◆ WHAT TO WORK ON
Check every line of the entries that follow, and copy the ones containing "international".

◆ WORKING DATA
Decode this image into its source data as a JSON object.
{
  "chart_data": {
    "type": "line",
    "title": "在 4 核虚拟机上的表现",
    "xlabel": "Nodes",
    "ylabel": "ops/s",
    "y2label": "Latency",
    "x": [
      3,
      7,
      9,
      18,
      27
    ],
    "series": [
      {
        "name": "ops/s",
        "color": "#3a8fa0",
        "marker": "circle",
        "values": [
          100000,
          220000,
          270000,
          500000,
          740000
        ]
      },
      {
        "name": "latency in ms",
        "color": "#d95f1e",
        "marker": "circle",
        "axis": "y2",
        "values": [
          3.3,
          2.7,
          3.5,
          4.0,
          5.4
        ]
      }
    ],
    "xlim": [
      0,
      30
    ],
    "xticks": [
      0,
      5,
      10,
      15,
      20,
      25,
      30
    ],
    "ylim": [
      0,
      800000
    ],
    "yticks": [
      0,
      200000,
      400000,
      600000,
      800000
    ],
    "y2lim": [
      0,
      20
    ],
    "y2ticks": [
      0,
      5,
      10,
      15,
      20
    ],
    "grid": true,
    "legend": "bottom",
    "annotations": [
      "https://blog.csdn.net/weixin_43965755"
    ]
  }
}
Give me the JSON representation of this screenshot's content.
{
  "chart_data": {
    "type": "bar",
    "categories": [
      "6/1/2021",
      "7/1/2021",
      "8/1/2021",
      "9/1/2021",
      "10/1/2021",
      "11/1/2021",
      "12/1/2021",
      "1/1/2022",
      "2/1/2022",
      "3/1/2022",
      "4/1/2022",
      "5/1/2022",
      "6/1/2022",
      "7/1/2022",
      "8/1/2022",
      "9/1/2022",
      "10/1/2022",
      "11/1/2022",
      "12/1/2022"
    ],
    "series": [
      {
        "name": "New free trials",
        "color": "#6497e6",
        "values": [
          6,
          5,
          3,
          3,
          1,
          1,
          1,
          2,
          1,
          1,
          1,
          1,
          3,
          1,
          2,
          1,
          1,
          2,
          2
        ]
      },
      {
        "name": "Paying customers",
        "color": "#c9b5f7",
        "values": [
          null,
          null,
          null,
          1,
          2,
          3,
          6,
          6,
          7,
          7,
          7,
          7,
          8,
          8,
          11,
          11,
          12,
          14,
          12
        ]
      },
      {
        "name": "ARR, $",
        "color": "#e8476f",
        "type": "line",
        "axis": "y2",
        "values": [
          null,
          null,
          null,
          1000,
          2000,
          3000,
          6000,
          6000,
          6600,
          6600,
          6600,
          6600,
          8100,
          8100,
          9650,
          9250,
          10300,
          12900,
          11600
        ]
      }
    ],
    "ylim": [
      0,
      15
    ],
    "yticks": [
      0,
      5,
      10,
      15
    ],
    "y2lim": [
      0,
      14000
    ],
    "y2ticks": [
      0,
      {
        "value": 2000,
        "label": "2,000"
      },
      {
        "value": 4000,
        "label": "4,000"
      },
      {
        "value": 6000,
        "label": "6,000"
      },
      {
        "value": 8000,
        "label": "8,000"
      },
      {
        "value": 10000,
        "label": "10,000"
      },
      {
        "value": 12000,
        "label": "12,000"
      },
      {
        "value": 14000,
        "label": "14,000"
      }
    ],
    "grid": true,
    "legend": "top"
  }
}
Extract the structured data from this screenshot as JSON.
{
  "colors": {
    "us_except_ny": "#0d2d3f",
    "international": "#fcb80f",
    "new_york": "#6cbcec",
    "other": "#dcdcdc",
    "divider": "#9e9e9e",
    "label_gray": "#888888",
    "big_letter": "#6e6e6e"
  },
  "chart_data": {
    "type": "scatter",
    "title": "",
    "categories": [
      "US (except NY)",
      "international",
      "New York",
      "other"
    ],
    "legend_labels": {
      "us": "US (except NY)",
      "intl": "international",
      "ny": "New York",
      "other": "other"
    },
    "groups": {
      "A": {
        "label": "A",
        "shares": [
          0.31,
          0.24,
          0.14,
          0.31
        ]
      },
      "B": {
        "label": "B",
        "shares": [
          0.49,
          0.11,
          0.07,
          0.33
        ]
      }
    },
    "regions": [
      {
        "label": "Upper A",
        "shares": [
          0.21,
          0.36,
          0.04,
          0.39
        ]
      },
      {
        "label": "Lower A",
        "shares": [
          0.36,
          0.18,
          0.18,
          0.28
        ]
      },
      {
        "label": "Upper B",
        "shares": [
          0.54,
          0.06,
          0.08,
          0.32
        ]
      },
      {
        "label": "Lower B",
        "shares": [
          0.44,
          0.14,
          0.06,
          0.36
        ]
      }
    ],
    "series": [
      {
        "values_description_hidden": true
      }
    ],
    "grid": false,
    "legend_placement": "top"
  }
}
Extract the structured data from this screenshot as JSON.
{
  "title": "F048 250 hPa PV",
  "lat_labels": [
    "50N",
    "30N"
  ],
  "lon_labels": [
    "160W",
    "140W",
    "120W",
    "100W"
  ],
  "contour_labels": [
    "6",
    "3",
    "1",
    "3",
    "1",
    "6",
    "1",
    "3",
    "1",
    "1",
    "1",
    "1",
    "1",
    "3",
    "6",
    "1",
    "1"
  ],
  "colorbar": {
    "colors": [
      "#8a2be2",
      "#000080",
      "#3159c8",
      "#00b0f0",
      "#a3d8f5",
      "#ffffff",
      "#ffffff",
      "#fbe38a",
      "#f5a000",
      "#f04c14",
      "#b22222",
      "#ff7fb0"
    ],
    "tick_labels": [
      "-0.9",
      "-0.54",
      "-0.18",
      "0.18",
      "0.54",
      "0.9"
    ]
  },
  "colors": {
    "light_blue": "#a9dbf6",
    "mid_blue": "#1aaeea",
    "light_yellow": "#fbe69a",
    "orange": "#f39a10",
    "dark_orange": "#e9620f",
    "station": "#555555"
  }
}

◆ SOLUTION FOR THIS PROBLEM
    "international": "#fcb80f",
      "international",
      "intl": "international",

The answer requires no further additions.